Stated exercise: Identify and pull out each line of the entries in which "JSON" occurs.

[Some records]
■ ■ ■ ■ ■ ■ ■

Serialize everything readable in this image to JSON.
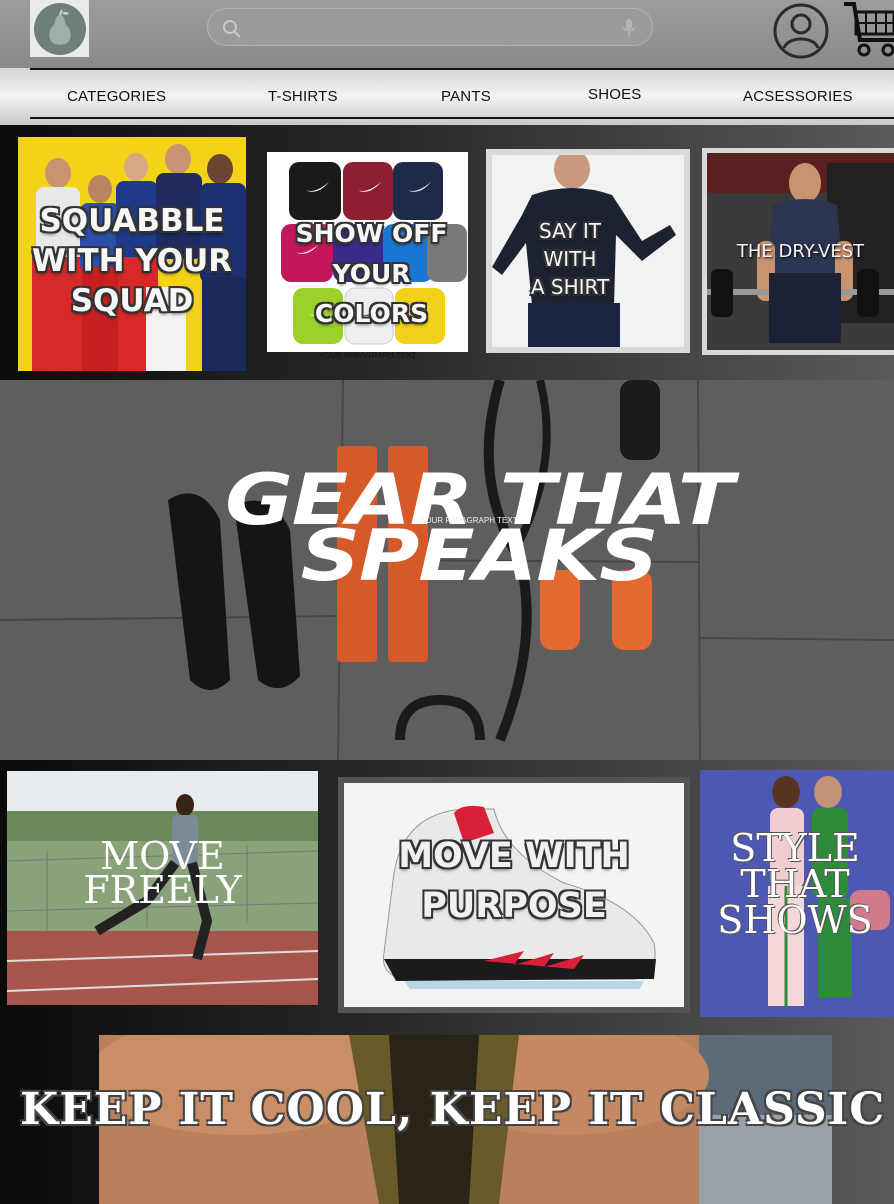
{
  "header": {
    "search": {
      "placeholder": "",
      "value": ""
    },
    "icons": {
      "search": "search-icon",
      "mic": "microphone-icon",
      "account": "account-icon",
      "cart": "shopping-cart-icon",
      "logo": "pear-logo"
    }
  },
  "nav": {
    "items": [
      {
        "label": "CATEGORIES"
      },
      {
        "label": "T-SHIRTS"
      },
      {
        "label": "PANTS"
      },
      {
        "label": "SHOES"
      },
      {
        "label": "ACSESSORIES"
      }
    ]
  },
  "promos": [
    {
      "line1": "SQUABBLE",
      "line2": "WITH YOUR",
      "line3": "SQUAD"
    },
    {
      "line1": "SHOW OFF",
      "line2": "YOUR COLORS",
      "caption": "YOUR PARAGRAPH TEXT"
    },
    {
      "line1": "SAY IT",
      "line2": "WITH",
      "line3": "A SHIRT"
    },
    {
      "line1": "THE DRY-VEST"
    }
  ],
  "hero": {
    "line1": "GEAR THAT",
    "line2": "SPEAKS",
    "caption": "YOUR PARAGRAPH TEXT"
  },
  "features": [
    {
      "line1": "MOVE",
      "line2": "FREELY"
    },
    {
      "line1": "MOVE WITH",
      "line2": "PURPOSE"
    },
    {
      "line1": "STYLE",
      "line2": "THAT",
      "line3": "SHOWS"
    }
  ],
  "banner": {
    "title": "KEEP IT COOL, KEEP IT CLASSIC"
  },
  "colors": {
    "header": "#8f8f8f",
    "nav": "#e6e6e6",
    "page": "#1e1e1e"
  }
}
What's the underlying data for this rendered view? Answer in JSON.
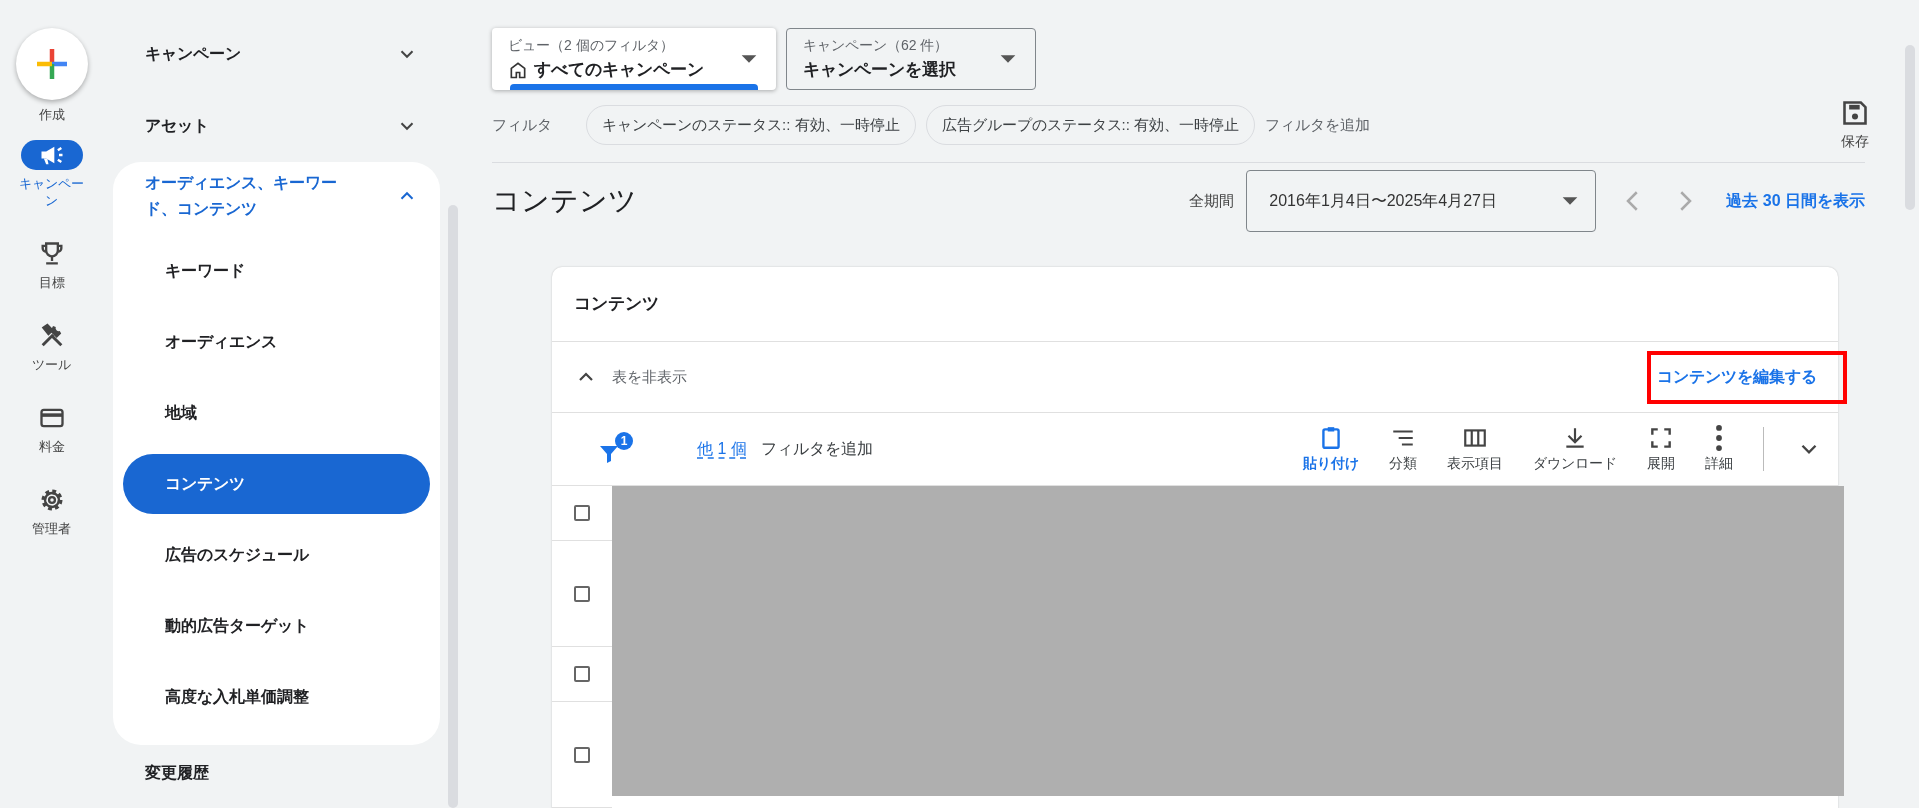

■ ■ ■ ■ ■ ■ ■

Task output:
Serialize everything readable in this image to JSON.
What's the underlying data for this rendered view? Answer in JSON.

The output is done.